* TASK DETAILS
Gather each line containing the string "screenshot" from these entries.

===== DATA FOR THE TASK =====

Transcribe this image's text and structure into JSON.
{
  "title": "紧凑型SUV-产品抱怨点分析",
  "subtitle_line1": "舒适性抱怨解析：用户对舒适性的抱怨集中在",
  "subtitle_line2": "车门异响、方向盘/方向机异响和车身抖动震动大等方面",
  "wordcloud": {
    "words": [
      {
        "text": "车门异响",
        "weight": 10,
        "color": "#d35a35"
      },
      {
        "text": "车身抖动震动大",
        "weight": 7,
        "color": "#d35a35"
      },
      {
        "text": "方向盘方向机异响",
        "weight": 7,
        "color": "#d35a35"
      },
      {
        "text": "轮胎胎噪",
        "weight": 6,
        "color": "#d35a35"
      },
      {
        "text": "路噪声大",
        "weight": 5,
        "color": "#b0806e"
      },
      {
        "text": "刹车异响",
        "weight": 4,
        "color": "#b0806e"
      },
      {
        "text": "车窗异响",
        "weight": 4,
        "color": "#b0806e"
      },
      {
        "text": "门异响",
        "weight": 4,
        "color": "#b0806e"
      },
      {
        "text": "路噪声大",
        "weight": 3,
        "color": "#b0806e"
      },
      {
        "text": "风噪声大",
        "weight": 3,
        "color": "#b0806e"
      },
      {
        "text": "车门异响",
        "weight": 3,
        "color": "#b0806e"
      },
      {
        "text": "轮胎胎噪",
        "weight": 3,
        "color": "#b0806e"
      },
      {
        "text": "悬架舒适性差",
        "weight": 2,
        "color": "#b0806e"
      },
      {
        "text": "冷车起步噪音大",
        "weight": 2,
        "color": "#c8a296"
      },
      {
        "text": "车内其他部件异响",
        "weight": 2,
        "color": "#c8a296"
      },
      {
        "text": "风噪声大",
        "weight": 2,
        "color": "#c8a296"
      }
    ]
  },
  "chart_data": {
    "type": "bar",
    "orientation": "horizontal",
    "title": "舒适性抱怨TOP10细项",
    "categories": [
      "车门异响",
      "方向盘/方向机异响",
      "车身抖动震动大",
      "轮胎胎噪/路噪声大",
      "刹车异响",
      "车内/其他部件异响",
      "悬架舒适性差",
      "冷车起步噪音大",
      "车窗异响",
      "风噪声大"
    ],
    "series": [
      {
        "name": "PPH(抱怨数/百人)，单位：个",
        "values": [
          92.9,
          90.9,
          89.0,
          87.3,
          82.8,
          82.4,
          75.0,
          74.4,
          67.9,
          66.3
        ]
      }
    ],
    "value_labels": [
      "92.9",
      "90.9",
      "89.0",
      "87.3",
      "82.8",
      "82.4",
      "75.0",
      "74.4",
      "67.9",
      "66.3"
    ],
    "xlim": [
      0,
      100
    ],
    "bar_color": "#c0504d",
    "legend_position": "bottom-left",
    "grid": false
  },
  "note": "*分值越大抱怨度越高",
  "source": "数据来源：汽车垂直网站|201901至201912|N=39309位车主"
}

=====
===== DATA FOR THE TASK =====

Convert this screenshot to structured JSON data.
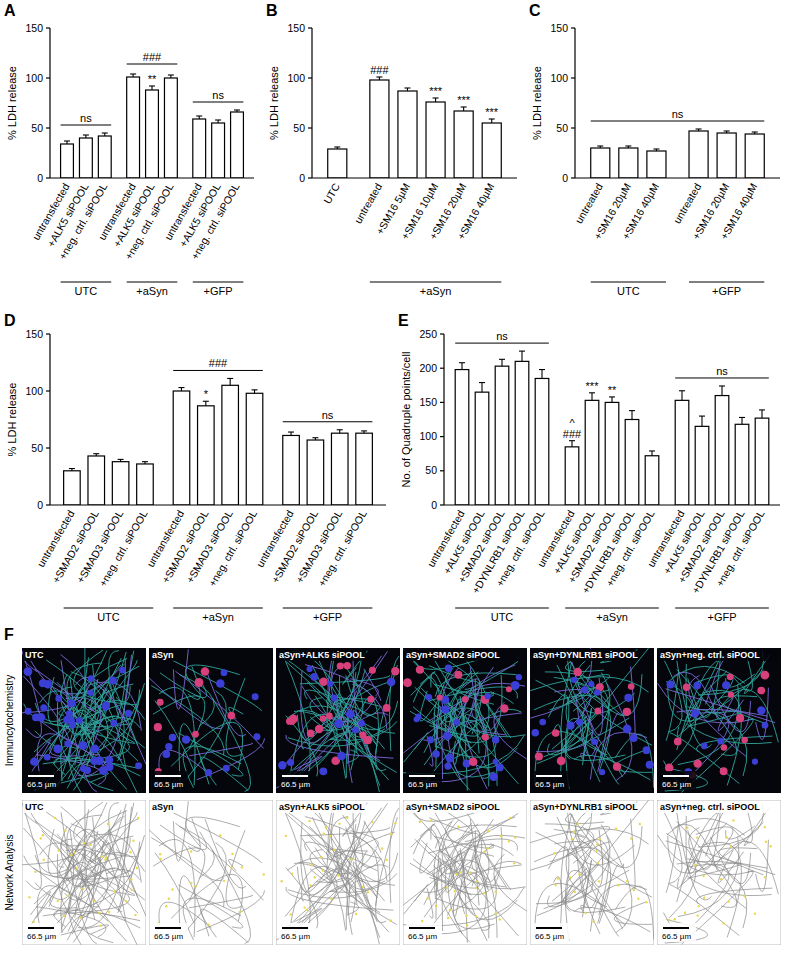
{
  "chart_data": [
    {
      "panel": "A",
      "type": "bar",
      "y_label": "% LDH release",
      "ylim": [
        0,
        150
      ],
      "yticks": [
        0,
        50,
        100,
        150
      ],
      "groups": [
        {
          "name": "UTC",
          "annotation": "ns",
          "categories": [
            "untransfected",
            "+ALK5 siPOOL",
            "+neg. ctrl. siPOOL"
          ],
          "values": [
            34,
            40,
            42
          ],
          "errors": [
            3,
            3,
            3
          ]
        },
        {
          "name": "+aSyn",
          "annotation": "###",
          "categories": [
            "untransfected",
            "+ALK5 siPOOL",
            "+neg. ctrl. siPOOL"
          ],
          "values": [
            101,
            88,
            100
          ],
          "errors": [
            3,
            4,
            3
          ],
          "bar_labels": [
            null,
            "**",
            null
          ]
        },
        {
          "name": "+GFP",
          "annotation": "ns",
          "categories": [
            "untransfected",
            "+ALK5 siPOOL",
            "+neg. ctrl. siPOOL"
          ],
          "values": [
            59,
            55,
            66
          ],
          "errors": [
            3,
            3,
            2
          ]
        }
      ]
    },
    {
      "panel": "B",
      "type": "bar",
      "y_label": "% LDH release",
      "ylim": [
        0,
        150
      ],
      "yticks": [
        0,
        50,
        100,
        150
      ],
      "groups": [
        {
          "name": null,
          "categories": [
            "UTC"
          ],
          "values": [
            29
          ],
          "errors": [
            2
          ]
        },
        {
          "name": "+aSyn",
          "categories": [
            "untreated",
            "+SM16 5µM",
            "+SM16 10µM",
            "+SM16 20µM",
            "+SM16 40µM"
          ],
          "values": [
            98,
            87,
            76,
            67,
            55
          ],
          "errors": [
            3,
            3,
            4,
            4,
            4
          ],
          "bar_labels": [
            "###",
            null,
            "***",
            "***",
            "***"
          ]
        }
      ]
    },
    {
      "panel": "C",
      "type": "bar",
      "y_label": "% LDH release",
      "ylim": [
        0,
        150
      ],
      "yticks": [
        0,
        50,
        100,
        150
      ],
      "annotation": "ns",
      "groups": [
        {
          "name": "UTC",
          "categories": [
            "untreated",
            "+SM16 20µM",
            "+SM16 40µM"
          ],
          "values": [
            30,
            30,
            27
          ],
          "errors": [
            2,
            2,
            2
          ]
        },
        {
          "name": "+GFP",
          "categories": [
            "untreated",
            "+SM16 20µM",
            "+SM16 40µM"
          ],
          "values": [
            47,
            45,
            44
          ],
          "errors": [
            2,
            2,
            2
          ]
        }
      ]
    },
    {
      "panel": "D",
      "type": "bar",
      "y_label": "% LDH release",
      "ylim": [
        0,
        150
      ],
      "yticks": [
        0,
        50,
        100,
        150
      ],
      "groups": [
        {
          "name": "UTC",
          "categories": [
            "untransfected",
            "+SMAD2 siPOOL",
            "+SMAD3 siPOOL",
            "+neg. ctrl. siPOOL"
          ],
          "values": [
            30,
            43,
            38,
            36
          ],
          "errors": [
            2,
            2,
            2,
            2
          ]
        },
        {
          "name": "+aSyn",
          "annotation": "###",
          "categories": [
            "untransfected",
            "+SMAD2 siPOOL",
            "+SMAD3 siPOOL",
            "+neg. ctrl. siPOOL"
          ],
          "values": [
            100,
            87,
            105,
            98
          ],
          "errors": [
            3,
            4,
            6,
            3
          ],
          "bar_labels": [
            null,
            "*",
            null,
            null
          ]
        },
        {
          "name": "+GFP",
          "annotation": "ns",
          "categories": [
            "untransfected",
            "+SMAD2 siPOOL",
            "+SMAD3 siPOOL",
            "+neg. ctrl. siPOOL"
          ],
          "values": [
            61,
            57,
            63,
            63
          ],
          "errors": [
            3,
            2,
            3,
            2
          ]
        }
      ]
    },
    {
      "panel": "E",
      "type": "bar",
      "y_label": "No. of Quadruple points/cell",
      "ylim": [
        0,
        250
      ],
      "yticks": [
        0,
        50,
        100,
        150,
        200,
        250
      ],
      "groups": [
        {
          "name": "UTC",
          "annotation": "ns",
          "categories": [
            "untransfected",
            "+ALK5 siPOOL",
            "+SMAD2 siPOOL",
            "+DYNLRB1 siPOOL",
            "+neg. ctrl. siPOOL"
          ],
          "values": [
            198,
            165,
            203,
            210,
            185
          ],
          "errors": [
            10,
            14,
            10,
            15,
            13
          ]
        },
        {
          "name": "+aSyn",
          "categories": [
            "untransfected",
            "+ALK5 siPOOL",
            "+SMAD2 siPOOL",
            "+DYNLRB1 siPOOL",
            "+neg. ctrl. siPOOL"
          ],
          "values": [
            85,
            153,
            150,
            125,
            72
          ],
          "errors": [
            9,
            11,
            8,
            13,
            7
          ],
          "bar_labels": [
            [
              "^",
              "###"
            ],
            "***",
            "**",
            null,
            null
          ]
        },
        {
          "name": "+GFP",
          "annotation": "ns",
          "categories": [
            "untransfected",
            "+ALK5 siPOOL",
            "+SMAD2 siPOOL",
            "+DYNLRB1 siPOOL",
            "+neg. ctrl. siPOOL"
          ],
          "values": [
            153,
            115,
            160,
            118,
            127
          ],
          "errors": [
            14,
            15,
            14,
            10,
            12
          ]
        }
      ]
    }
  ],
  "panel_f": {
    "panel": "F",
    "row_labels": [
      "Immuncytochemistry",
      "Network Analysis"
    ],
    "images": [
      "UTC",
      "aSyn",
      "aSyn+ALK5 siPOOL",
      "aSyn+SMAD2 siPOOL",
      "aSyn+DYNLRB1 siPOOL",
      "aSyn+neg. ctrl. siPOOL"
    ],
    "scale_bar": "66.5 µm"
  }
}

=====
===== DATA FOR THE TASK =====

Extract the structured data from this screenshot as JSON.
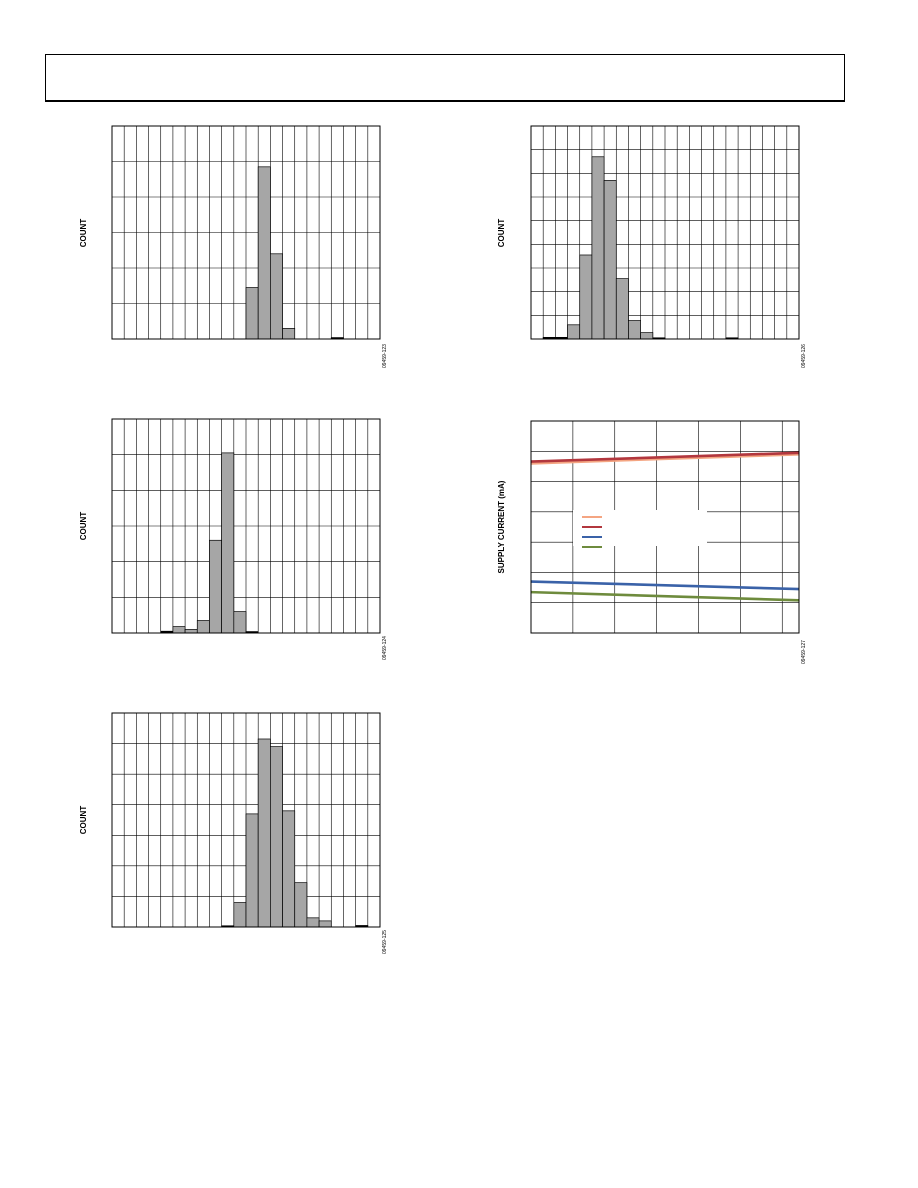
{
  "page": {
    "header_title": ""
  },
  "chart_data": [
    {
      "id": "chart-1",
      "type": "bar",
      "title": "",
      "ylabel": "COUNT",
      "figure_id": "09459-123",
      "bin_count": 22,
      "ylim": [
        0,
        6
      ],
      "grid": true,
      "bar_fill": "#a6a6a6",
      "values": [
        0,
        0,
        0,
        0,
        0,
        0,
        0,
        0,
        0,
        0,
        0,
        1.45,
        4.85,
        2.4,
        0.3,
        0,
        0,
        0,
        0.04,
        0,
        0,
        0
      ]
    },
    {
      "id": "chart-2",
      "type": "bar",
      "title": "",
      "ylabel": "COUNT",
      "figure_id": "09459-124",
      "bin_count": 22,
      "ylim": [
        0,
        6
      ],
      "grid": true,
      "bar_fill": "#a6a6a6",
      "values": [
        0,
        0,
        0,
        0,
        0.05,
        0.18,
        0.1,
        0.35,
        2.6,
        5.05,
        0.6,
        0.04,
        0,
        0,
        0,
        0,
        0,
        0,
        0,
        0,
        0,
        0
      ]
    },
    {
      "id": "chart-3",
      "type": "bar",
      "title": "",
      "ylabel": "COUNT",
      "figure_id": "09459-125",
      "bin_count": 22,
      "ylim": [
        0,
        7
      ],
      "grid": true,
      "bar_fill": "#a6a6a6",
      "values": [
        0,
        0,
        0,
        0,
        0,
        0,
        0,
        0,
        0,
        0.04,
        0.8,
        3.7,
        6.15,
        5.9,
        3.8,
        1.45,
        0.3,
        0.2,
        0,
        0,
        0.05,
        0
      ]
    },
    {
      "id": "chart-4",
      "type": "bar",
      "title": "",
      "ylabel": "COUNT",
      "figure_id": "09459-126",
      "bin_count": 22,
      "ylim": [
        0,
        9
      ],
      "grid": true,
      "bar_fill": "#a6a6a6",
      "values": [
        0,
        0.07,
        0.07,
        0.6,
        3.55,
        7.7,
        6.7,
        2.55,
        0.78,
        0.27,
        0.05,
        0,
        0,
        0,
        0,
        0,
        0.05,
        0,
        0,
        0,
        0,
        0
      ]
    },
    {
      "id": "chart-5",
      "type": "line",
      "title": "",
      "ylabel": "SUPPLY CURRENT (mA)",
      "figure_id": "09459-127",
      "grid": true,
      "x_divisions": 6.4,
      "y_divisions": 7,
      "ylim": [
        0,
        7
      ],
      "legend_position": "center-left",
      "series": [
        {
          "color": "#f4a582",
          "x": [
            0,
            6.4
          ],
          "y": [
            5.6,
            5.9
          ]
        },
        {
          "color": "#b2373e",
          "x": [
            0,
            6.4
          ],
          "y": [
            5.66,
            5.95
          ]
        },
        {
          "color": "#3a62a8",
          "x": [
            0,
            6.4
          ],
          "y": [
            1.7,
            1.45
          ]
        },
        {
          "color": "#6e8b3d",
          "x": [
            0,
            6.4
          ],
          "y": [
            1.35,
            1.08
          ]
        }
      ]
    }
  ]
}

=====

* SOLUTION TO THIS EXERCISE
Convert this screenshot to structured JSON data.
Extract the structured data from this screenshot as JSON.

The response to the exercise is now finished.